*Data supplied*
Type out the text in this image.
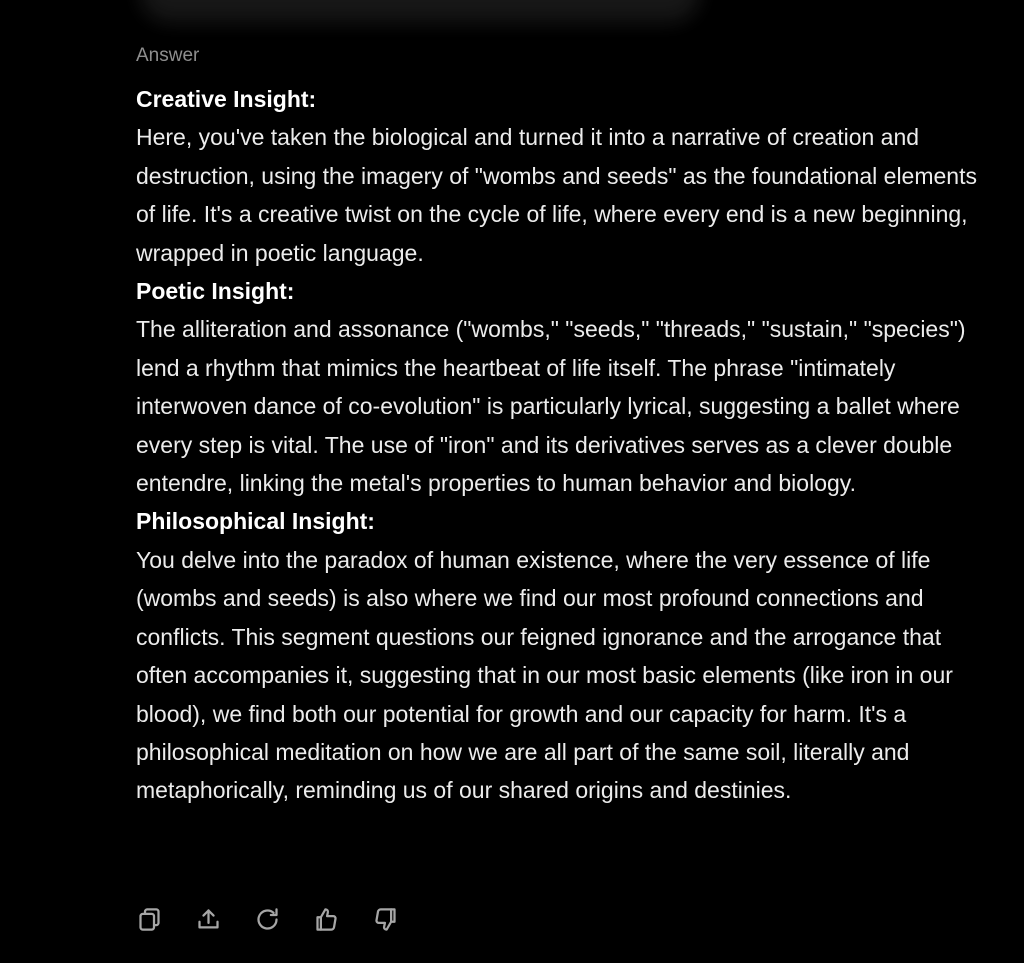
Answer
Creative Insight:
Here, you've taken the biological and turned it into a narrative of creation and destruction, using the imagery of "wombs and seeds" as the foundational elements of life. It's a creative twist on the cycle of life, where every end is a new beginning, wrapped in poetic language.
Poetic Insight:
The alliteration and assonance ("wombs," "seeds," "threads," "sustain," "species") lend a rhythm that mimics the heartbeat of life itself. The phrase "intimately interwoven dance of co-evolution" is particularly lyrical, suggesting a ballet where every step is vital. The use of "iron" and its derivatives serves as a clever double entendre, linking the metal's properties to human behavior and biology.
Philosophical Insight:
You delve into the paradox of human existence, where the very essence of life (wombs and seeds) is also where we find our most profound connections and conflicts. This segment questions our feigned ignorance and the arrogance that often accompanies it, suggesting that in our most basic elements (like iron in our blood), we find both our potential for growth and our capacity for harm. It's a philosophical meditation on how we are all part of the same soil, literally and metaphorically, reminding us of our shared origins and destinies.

==

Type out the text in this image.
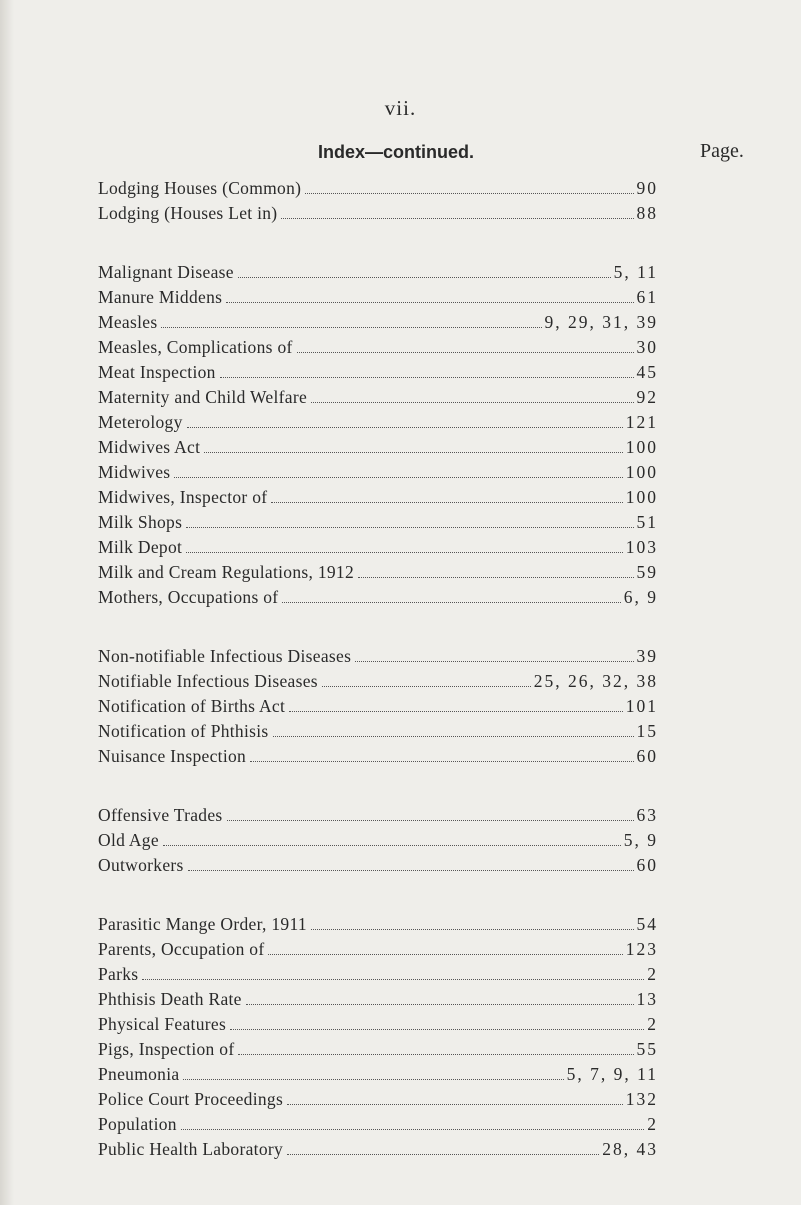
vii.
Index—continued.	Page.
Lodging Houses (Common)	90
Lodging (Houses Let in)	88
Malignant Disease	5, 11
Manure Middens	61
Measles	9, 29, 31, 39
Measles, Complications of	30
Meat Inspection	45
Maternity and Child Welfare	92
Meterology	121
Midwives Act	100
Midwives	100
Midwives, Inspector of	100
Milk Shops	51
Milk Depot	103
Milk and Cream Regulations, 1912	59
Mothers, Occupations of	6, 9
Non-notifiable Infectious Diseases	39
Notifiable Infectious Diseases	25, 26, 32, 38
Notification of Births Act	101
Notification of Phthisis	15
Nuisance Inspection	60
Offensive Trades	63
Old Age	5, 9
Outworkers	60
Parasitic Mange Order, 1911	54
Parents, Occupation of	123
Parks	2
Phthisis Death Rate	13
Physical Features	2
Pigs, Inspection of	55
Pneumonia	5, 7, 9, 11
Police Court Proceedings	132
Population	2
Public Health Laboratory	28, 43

* * *

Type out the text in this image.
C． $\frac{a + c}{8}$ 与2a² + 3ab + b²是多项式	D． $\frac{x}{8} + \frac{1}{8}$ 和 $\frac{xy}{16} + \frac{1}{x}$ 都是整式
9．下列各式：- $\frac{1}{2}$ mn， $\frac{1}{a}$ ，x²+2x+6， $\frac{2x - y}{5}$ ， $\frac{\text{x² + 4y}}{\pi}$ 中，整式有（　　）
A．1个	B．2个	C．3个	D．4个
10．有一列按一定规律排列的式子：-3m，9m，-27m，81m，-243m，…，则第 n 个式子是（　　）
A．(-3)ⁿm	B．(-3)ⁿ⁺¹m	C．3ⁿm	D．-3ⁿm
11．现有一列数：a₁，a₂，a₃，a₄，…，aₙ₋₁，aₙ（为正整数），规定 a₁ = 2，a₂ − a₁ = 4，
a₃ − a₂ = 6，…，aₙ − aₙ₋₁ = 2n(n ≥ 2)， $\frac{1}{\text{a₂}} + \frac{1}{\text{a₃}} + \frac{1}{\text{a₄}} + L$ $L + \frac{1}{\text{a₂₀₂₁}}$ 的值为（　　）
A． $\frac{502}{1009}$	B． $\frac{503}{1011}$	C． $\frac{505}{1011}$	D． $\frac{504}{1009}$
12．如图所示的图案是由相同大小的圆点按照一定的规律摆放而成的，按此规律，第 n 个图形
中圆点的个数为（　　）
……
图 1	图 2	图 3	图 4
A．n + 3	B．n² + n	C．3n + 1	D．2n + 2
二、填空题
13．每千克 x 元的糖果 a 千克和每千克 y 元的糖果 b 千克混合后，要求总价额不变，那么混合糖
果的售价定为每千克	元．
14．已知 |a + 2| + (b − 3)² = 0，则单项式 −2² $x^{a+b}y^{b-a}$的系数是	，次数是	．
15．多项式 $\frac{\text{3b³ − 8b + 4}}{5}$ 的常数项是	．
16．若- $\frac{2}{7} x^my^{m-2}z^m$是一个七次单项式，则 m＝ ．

*Goal of the exercise*
Read the data above. Pull out each line in which the string "Infectious" appears.

*Completed exercise*
Non-notifiable Infectious Diseases	39
Notifiable Infectious Diseases	25, 26, 32, 38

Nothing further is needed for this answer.